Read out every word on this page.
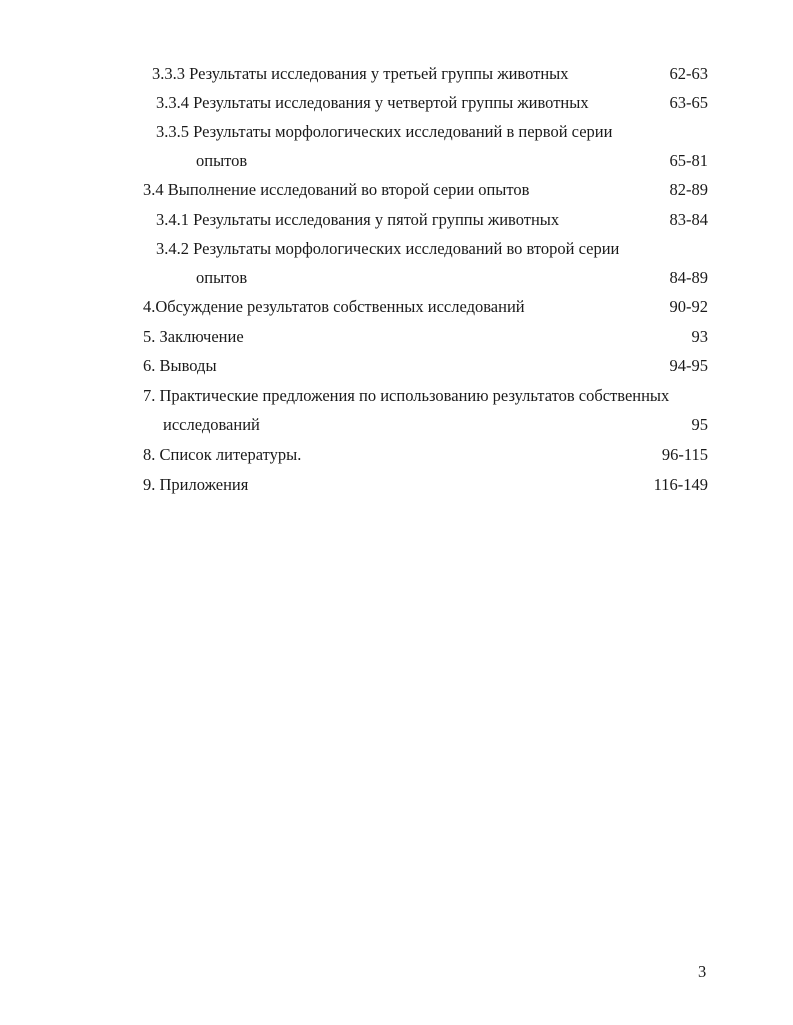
3.3.3 Результаты исследования у третьей группы животных	62-63
3.3.4 Результаты исследования у четвертой группы животных	63-65
3.3.5 Результаты морфологических исследований в первой серии
опытов	65-81
3.4 Выполнение исследований во второй серии опытов	82-89
3.4.1 Результаты исследования у пятой группы животных	83-84
3.4.2 Результаты морфологических исследований во второй серии
опытов	84-89
4.Обсуждение результатов собственных исследований	90-92
5. Заключение	93
6. Выводы	94-95
7. Практические предложения по использованию результатов собственных
исследований	95
8. Список литературы.	96-115
9. Приложения	116-149
3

----------------

Exercise task » Quote the data exactly, leaving every image out of the copy.

Answer to the task »
Read out every word on this page.
3.3.3 Результаты исследования у третьей группы животных	62-63
3.3.4 Результаты исследования у четвертой группы животных	63-65
3.3.5 Результаты морфологических исследований в первой серии
опытов	65-81
3.4 Выполнение исследований во второй серии опытов	82-89
3.4.1 Результаты исследования у пятой группы животных	83-84
3.4.2 Результаты морфологических исследований во второй серии
опытов	84-89
4.Обсуждение результатов собственных исследований	90-92
5. Заключение	93
6. Выводы	94-95
7. Практические предложения по использованию результатов собственных
исследований	95
8. Список литературы.	96-115
9. Приложения	116-149
3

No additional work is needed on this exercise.